[Saved entries]
○ ○ ○ ○ ○

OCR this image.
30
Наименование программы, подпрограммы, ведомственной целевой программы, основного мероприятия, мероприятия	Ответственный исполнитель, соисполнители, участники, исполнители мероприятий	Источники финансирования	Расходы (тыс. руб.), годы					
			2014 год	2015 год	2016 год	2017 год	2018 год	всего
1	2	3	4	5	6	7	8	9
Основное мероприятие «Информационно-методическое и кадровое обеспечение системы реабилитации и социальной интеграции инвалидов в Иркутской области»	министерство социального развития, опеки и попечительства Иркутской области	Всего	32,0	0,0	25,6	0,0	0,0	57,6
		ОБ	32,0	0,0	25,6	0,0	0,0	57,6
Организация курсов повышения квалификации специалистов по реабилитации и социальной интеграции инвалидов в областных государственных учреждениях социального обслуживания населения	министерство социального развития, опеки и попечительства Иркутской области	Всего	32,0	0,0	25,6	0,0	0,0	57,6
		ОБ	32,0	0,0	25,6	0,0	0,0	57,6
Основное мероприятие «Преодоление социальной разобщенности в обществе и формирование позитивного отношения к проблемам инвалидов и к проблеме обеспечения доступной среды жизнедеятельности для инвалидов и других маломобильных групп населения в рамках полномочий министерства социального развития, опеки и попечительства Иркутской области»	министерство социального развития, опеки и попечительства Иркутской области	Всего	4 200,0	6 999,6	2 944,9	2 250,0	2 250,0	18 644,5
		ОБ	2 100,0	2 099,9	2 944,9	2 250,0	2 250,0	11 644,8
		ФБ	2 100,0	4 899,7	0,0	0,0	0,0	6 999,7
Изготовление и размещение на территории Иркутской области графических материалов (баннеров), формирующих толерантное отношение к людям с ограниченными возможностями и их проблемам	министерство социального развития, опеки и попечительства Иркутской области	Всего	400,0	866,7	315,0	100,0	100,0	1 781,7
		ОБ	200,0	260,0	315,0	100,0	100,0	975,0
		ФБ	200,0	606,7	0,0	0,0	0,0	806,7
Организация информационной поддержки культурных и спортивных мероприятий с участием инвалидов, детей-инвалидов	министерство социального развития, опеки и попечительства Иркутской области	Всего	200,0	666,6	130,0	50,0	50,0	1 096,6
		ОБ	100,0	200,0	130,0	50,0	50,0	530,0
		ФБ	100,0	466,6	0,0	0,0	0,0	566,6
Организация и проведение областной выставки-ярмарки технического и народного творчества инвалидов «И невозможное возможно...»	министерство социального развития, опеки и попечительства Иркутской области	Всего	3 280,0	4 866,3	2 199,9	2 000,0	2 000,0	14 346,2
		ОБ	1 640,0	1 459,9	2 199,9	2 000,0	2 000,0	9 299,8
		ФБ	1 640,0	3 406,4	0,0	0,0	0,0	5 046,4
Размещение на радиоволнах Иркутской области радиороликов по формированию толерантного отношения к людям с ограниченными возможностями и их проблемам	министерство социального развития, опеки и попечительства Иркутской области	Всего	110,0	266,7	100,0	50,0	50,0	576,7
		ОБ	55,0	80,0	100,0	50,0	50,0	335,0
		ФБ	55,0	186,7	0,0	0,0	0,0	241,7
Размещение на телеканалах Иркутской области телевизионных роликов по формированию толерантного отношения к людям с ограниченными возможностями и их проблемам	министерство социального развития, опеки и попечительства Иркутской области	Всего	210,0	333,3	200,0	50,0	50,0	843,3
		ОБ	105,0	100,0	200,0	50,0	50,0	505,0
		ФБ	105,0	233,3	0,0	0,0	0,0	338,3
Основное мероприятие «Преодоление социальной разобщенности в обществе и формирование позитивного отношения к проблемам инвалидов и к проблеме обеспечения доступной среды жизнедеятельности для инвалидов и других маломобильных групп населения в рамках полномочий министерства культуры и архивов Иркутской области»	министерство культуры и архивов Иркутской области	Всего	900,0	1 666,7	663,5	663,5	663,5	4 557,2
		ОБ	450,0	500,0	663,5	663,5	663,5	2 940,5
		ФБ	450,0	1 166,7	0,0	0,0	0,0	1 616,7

○ ○ ○ ○ ○

§ GIVEN PROBLEM
Repeat the records exactly, including every line.

§ WORKED SOLUTION
OCR this image.
30
Наименование программы, подпрограммы, ведомственной целевой программы, основного мероприятия, мероприятия	Ответственный исполнитель, соисполнители, участники, исполнители мероприятий	Источники финансирования	Расходы (тыс. руб.), годы					
			2014 год	2015 год	2016 год	2017 год	2018 год	всего
1	2	3	4	5	6	7	8	9
Основное мероприятие «Информационно-методическое и кадровое обеспечение системы реабилитации и социальной интеграции инвалидов в Иркутской области»	министерство социального развития, опеки и попечительства Иркутской области	Всего	32,0	0,0	25,6	0,0	0,0	57,6
		ОБ	32,0	0,0	25,6	0,0	0,0	57,6
Организация курсов повышения квалификации специалистов по реабилитации и социальной интеграции инвалидов в областных государственных учреждениях социального обслуживания населения	министерство социального развития, опеки и попечительства Иркутской области	Всего	32,0	0,0	25,6	0,0	0,0	57,6
		ОБ	32,0	0,0	25,6	0,0	0,0	57,6
Основное мероприятие «Преодоление социальной разобщенности в обществе и формирование позитивного отношения к проблемам инвалидов и к проблеме обеспечения доступной среды жизнедеятельности для инвалидов и других маломобильных групп населения в рамках полномочий министерства социального развития, опеки и попечительства Иркутской области»	министерство социального развития, опеки и попечительства Иркутской области	Всего	4 200,0	6 999,6	2 944,9	2 250,0	2 250,0	18 644,5
		ОБ	2 100,0	2 099,9	2 944,9	2 250,0	2 250,0	11 644,8
		ФБ	2 100,0	4 899,7	0,0	0,0	0,0	6 999,7
Изготовление и размещение на территории Иркутской области графических материалов (баннеров), формирующих толерантное отношение к людям с ограниченными возможностями и их проблемам	министерство социального развития, опеки и попечительства Иркутской области	Всего	400,0	866,7	315,0	100,0	100,0	1 781,7
		ОБ	200,0	260,0	315,0	100,0	100,0	975,0
		ФБ	200,0	606,7	0,0	0,0	0,0	806,7
Организация информационной поддержки культурных и спортивных мероприятий с участием инвалидов, детей-инвалидов	министерство социального развития, опеки и попечительства Иркутской области	Всего	200,0	666,6	130,0	50,0	50,0	1 096,6
		ОБ	100,0	200,0	130,0	50,0	50,0	530,0
		ФБ	100,0	466,6	0,0	0,0	0,0	566,6
Организация и проведение областной выставки-ярмарки технического и народного творчества инвалидов «И невозможное возможно...»	министерство социального развития, опеки и попечительства Иркутской области	Всего	3 280,0	4 866,3	2 199,9	2 000,0	2 000,0	14 346,2
		ОБ	1 640,0	1 459,9	2 199,9	2 000,0	2 000,0	9 299,8
		ФБ	1 640,0	3 406,4	0,0	0,0	0,0	5 046,4
Размещение на радиоволнах Иркутской области радиороликов по формированию толерантного отношения к людям с ограниченными возможностями и их проблемам	министерство социального развития, опеки и попечительства Иркутской области	Всего	110,0	266,7	100,0	50,0	50,0	576,7
		ОБ	55,0	80,0	100,0	50,0	50,0	335,0
		ФБ	55,0	186,7	0,0	0,0	0,0	241,7
Размещение на телеканалах Иркутской области телевизионных роликов по формированию толерантного отношения к людям с ограниченными возможностями и их проблемам	министерство социального развития, опеки и попечительства Иркутской области	Всего	210,0	333,3	200,0	50,0	50,0	843,3
		ОБ	105,0	100,0	200,0	50,0	50,0	505,0
		ФБ	105,0	233,3	0,0	0,0	0,0	338,3
Основное мероприятие «Преодоление социальной разобщенности в обществе и формирование позитивного отношения к проблемам инвалидов и к проблеме обеспечения доступной среды жизнедеятельности для инвалидов и других маломобильных групп населения в рамках полномочий министерства культуры и архивов Иркутской области»	министерство культуры и архивов Иркутской области	Всего	900,0	1 666,7	663,5	663,5	663,5	4 557,2
		ОБ	450,0	500,0	663,5	663,5	663,5	2 940,5
		ФБ	450,0	1 166,7	0,0	0,0	0,0	1 616,7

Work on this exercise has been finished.